*Dataset excerpt*.
* * * * * * *

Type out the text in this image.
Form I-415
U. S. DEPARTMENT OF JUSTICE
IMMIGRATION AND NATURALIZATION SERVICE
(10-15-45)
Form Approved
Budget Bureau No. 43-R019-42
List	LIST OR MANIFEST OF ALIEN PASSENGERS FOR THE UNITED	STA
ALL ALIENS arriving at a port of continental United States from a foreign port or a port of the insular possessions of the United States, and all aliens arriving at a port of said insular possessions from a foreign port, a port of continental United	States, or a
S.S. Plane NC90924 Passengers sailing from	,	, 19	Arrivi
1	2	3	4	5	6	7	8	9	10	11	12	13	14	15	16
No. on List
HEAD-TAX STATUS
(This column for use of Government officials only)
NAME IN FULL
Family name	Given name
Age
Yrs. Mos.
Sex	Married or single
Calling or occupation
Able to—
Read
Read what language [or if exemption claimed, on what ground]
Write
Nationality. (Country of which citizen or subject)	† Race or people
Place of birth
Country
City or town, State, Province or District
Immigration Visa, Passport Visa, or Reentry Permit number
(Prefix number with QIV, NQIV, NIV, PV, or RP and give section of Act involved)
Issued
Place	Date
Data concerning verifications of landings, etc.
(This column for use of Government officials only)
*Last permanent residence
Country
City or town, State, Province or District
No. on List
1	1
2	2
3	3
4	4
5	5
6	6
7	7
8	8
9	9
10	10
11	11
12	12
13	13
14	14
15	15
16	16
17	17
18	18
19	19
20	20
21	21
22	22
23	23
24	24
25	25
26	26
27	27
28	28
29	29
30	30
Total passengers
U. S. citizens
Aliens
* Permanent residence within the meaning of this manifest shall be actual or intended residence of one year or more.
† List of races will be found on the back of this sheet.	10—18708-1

* * * * * * *

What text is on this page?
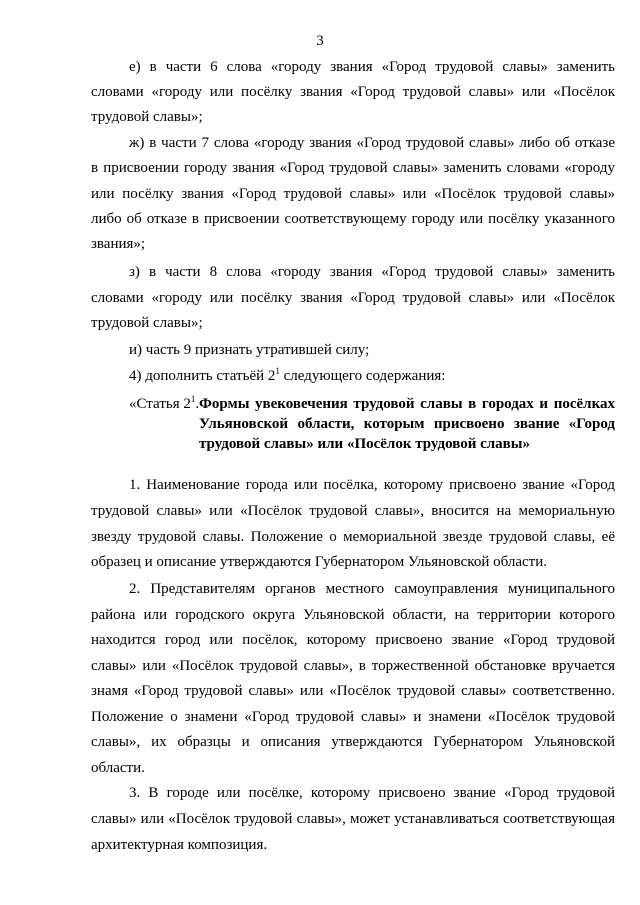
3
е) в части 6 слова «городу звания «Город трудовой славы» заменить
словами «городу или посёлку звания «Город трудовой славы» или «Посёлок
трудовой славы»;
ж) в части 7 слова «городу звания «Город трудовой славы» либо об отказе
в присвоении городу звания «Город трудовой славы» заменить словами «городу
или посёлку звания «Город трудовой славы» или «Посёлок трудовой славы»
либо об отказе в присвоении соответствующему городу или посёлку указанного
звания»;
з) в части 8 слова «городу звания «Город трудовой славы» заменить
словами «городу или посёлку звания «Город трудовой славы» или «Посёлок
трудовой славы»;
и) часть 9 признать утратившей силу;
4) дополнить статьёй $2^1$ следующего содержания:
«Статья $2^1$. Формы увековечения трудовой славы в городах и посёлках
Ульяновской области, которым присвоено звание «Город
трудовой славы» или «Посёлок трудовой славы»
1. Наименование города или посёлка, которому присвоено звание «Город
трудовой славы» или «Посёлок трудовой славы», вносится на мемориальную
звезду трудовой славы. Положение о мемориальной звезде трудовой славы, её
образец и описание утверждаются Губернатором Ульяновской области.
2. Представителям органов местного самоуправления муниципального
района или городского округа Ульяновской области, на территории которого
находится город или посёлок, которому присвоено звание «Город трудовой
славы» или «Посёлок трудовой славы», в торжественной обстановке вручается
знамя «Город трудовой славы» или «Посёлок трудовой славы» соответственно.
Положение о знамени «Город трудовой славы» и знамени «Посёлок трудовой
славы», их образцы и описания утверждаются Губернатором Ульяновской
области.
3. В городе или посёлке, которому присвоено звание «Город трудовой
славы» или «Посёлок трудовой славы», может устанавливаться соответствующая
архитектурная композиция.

* * * * * * *

Copy out each line that contains the word "отказе".

ж) в части 7 слова «городу звания «Город трудовой славы» либо об отказе
либо об отказе в присвоении соответствующему городу или посёлку указанного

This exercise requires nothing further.